# [Input for this task]
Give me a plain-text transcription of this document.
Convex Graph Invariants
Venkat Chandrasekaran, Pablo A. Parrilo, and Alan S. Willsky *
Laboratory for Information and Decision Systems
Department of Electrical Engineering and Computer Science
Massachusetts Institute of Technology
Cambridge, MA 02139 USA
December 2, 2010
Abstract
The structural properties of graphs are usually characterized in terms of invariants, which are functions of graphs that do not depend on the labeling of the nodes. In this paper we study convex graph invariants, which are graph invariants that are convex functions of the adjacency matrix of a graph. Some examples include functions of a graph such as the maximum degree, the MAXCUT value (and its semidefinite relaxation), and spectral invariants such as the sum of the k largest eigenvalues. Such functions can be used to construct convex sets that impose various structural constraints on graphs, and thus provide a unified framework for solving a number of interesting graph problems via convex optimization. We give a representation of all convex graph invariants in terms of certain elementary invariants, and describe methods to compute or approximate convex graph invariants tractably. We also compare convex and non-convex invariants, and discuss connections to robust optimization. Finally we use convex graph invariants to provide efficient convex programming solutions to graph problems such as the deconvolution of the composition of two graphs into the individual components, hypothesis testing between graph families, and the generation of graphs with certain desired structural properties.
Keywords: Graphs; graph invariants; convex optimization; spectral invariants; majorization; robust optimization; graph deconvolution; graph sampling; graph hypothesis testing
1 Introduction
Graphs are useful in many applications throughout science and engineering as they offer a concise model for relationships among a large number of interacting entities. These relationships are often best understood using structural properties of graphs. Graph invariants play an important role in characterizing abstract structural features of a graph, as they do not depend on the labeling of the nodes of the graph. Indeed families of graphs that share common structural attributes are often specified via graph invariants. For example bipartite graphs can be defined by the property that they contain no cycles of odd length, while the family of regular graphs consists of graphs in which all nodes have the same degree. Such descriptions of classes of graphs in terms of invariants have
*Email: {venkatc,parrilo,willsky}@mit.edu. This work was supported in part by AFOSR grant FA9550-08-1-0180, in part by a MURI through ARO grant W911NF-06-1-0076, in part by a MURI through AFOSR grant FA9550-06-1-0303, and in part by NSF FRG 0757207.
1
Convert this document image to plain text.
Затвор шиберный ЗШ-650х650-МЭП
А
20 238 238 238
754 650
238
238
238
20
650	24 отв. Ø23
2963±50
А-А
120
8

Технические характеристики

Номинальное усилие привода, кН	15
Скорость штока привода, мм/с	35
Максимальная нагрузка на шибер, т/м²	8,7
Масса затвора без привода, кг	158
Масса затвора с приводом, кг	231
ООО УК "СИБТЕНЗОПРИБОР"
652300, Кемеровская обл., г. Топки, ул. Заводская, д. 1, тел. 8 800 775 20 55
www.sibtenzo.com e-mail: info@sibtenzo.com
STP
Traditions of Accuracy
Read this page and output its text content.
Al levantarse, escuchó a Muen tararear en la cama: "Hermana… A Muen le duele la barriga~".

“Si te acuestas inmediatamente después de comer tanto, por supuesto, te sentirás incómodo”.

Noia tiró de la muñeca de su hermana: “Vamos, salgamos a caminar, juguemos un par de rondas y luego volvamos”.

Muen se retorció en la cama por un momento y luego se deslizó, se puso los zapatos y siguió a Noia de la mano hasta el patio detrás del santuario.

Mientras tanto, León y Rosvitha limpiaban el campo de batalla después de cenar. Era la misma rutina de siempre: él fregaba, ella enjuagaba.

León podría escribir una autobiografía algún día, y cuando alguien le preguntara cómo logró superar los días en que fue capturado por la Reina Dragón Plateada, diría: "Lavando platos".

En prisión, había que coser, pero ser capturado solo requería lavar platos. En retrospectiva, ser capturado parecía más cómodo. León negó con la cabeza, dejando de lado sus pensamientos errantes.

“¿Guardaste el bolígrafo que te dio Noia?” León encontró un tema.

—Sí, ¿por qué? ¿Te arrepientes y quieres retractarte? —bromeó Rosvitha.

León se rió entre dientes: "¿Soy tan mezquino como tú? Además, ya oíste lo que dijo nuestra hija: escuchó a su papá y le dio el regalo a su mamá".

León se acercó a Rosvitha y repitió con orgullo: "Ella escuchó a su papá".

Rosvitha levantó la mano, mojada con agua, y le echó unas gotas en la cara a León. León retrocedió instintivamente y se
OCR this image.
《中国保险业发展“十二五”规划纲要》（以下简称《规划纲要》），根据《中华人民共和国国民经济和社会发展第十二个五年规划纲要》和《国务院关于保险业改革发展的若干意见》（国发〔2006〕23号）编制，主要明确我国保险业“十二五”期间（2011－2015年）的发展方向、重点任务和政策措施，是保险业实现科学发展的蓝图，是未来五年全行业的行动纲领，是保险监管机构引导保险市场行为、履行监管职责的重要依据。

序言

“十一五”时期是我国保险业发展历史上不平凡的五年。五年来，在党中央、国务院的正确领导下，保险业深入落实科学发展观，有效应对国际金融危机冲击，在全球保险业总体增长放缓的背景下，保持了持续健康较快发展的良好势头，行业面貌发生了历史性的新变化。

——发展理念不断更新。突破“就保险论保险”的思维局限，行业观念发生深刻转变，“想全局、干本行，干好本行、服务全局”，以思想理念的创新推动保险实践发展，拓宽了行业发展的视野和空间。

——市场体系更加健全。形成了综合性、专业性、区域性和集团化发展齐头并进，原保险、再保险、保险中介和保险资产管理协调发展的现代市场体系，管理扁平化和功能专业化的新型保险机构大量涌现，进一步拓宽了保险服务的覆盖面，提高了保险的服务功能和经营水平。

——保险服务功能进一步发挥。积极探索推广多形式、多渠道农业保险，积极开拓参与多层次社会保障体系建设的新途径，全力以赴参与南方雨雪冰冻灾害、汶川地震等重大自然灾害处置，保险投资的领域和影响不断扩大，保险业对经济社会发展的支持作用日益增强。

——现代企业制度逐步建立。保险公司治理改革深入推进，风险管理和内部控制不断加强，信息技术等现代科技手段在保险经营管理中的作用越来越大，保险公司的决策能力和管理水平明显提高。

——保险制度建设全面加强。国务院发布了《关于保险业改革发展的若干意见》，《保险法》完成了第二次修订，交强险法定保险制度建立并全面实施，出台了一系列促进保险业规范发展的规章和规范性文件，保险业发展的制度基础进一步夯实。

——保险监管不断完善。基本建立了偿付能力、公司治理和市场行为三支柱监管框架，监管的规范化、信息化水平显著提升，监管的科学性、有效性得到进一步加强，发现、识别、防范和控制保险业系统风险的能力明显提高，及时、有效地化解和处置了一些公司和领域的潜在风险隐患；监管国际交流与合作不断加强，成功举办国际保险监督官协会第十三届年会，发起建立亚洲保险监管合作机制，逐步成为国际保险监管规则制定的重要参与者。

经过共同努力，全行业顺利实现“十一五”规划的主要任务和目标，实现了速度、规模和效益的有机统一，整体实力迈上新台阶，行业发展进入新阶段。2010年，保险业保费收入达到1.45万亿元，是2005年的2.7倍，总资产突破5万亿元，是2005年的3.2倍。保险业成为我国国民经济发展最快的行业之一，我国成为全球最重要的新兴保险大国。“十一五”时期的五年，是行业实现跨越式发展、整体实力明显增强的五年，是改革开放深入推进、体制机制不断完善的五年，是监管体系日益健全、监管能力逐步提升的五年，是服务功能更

# [Set exercise]
Copy out every line from the data above that has "plain" in it.

# [Response below]
Give me a plain-text transcription of this document.
Convert this document image to plain text.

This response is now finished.